Source data
────────────────

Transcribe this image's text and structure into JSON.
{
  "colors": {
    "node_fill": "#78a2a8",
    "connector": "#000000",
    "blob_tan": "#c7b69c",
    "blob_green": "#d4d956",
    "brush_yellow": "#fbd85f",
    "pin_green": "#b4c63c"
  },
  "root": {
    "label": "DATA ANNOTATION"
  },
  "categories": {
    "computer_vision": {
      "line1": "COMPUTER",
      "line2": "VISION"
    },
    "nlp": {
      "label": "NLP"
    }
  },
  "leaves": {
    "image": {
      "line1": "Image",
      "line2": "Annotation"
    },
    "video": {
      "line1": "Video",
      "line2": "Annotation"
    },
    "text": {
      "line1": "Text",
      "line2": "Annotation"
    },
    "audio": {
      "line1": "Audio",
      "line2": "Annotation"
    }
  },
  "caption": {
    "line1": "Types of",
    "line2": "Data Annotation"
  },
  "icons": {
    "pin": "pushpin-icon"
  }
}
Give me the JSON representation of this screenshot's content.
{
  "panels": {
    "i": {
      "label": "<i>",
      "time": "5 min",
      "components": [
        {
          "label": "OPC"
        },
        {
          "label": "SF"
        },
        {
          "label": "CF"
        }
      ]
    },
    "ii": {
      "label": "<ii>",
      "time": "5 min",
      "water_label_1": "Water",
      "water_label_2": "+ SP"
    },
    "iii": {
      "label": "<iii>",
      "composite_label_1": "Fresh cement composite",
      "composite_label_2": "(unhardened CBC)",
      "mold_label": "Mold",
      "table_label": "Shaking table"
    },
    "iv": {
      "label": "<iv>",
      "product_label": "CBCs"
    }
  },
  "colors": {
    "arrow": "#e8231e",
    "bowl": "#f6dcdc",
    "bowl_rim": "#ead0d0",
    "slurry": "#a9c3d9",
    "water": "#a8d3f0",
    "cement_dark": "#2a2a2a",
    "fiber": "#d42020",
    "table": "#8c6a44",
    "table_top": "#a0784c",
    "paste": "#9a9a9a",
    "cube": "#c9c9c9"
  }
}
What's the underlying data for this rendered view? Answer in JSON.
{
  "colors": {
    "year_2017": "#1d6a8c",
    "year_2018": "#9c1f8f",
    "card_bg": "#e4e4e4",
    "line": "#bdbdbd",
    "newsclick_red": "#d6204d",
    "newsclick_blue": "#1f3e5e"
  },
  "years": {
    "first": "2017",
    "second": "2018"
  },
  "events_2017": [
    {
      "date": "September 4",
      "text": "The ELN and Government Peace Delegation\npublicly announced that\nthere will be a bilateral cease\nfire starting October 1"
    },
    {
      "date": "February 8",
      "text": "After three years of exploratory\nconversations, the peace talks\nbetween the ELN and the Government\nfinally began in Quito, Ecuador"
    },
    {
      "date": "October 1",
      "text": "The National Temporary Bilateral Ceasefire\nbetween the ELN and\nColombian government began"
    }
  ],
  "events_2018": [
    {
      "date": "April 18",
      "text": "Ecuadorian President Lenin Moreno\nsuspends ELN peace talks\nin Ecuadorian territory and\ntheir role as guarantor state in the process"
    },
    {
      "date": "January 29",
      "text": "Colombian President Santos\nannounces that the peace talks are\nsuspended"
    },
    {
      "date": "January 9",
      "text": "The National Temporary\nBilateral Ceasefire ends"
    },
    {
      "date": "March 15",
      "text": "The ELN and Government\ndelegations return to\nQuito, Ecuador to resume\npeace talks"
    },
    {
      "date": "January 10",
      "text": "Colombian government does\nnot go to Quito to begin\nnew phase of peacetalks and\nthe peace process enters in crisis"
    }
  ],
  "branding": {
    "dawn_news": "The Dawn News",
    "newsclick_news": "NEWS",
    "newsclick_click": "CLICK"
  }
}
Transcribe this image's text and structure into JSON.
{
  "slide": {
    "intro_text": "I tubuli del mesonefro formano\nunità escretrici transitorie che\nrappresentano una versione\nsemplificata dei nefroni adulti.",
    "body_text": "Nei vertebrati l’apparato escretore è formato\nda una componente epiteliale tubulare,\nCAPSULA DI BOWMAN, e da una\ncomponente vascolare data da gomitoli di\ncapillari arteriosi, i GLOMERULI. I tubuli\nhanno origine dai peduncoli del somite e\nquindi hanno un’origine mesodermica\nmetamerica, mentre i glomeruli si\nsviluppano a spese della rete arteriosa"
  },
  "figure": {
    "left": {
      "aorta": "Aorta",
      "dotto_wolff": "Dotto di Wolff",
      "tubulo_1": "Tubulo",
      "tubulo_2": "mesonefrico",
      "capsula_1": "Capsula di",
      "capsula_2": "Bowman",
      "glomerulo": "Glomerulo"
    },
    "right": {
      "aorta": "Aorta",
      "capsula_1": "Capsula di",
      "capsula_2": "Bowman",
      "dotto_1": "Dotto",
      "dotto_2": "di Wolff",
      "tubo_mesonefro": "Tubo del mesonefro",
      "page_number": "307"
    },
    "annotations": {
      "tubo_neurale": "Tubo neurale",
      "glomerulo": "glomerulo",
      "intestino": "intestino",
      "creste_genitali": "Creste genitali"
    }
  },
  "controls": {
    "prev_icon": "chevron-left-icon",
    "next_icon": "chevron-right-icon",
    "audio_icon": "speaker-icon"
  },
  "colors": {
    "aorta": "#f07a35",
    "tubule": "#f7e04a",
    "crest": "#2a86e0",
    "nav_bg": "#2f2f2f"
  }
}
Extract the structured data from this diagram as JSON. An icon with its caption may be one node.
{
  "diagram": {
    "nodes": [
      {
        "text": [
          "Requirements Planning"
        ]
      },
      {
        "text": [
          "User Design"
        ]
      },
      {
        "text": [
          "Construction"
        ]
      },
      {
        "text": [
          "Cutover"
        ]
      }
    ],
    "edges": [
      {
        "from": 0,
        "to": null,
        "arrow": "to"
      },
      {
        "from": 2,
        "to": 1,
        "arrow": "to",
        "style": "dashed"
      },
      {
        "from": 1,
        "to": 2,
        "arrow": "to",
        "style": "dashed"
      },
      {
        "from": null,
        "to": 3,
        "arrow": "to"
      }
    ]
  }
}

────────────────

Stated problem - Reproduce the data, keeping every line exactly the same.

Exercise solution -
Transcribe this image's text and structure into JSON.
{
  "colors": {
    "node_fill": "#78a2a8",
    "connector": "#000000",
    "blob_tan": "#c7b69c",
    "blob_green": "#d4d956",
    "brush_yellow": "#fbd85f",
    "pin_green": "#b4c63c"
  },
  "root": {
    "label": "DATA ANNOTATION"
  },
  "categories": {
    "computer_vision": {
      "line1": "COMPUTER",
      "line2": "VISION"
    },
    "nlp": {
      "label": "NLP"
    }
  },
  "leaves": {
    "image": {
      "line1": "Image",
      "line2": "Annotation"
    },
    "video": {
      "line1": "Video",
      "line2": "Annotation"
    },
    "text": {
      "line1": "Text",
      "line2": "Annotation"
    },
    "audio": {
      "line1": "Audio",
      "line2": "Annotation"
    }
  },
  "caption": {
    "line1": "Types of",
    "line2": "Data Annotation"
  },
  "icons": {
    "pin": "pushpin-icon"
  }
}
Give me the JSON representation of this screenshot's content.
{
  "panels": {
    "i": {
      "label": "<i>",
      "time": "5 min",
      "components": [
        {
          "label": "OPC"
        },
        {
          "label": "SF"
        },
        {
          "label": "CF"
        }
      ]
    },
    "ii": {
      "label": "<ii>",
      "time": "5 min",
      "water_label_1": "Water",
      "water_label_2": "+ SP"
    },
    "iii": {
      "label": "<iii>",
      "composite_label_1": "Fresh cement composite",
      "composite_label_2": "(unhardened CBC)",
      "mold_label": "Mold",
      "table_label": "Shaking table"
    },
    "iv": {
      "label": "<iv>",
      "product_label": "CBCs"
    }
  },
  "colors": {
    "arrow": "#e8231e",
    "bowl": "#f6dcdc",
    "bowl_rim": "#ead0d0",
    "slurry": "#a9c3d9",
    "water": "#a8d3f0",
    "cement_dark": "#2a2a2a",
    "fiber": "#d42020",
    "table": "#8c6a44",
    "table_top": "#a0784c",
    "paste": "#9a9a9a",
    "cube": "#c9c9c9"
  }
}
What's the underlying data for this rendered view? Answer in JSON.
{
  "colors": {
    "year_2017": "#1d6a8c",
    "year_2018": "#9c1f8f",
    "card_bg": "#e4e4e4",
    "line": "#bdbdbd",
    "newsclick_red": "#d6204d",
    "newsclick_blue": "#1f3e5e"
  },
  "years": {
    "first": "2017",
    "second": "2018"
  },
  "events_2017": [
    {
      "date": "September 4",
      "text": "The ELN and Government Peace Delegation\npublicly announced that\nthere will be a bilateral cease\nfire starting October 1"
    },
    {
      "date": "February 8",
      "text": "After three years of exploratory\nconversations, the peace talks\nbetween the ELN and the Government\nfinally began in Quito, Ecuador"
    },
    {
      "date": "October 1",
      "text": "The National Temporary Bilateral Ceasefire\nbetween the ELN and\nColombian government began"
    }
  ],
  "events_2018": [
    {
      "date": "April 18",
      "text": "Ecuadorian President Lenin Moreno\nsuspends ELN peace talks\nin Ecuadorian territory and\ntheir role as guarantor state in the process"
    },
    {
      "date": "January 29",
      "text": "Colombian President Santos\nannounces that the peace talks are\nsuspended"
    },
    {
      "date": "January 9",
      "text": "The National Temporary\nBilateral Ceasefire ends"
    },
    {
      "date": "March 15",
      "text": "The ELN and Government\ndelegations return to\nQuito, Ecuador to resume\npeace talks"
    },
    {
      "date": "January 10",
      "text": "Colombian government does\nnot go to Quito to begin\nnew phase of peacetalks and\nthe peace process enters in crisis"
    }
  ],
  "branding": {
    "dawn_news": "The Dawn News",
    "newsclick_news": "NEWS",
    "newsclick_click": "CLICK"
  }
}
Transcribe this image's text and structure into JSON.
{
  "slide": {
    "intro_text": "I tubuli del mesonefro formano\nunità escretrici transitorie che\nrappresentano una versione\nsemplificata dei nefroni adulti.",
    "body_text": "Nei vertebrati l’apparato escretore è formato\nda una componente epiteliale tubulare,\nCAPSULA DI BOWMAN, e da una\ncomponente vascolare data da gomitoli di\ncapillari arteriosi, i GLOMERULI. I tubuli\nhanno origine dai peduncoli del somite e\nquindi hanno un’origine mesodermica\nmetamerica, mentre i glomeruli si\nsviluppano a spese della rete arteriosa"
  },
  "figure": {
    "left": {
      "aorta": "Aorta",
      "dotto_wolff": "Dotto di Wolff",
      "tubulo_1": "Tubulo",
      "tubulo_2": "mesonefrico",
      "capsula_1": "Capsula di",
      "capsula_2": "Bowman",
      "glomerulo": "Glomerulo"
    },
    "right": {
      "aorta": "Aorta",
      "capsula_1": "Capsula di",
      "capsula_2": "Bowman",
      "dotto_1": "Dotto",
      "dotto_2": "di Wolff",
      "tubo_mesonefro": "Tubo del mesonefro",
      "page_number": "307"
    },
    "annotations": {
      "tubo_neurale": "Tubo neurale",
      "glomerulo": "glomerulo",
      "intestino": "intestino",
      "creste_genitali": "Creste genitali"
    }
  },
  "controls": {
    "prev_icon": "chevron-left-icon",
    "next_icon": "chevron-right-icon",
    "audio_icon": "speaker-icon"
  },
  "colors": {
    "aorta": "#f07a35",
    "tubule": "#f7e04a",
    "crest": "#2a86e0",
    "nav_bg": "#2f2f2f"
  }
}
Extract the structured data from this diagram as JSON. An icon with its caption may be one node.
{
  "diagram": {
    "nodes": [
      {
        "text": [
          "Requirements Planning"
        ]
      },
      {
        "text": [
          "User Design"
        ]
      },
      {
        "text": [
          "Construction"
        ]
      },
      {
        "text": [
          "Cutover"
        ]
      }
    ],
    "edges": [
      {
        "from": 0,
        "to": null,
        "arrow": "to"
      },
      {
        "from": 2,
        "to": 1,
        "arrow": "to",
        "style": "dashed"
      },
      {
        "from": 1,
        "to": 2,
        "arrow": "to",
        "style": "dashed"
      },
      {
        "from": null,
        "to": 3,
        "arrow": "to"
      }
    ]
  }
}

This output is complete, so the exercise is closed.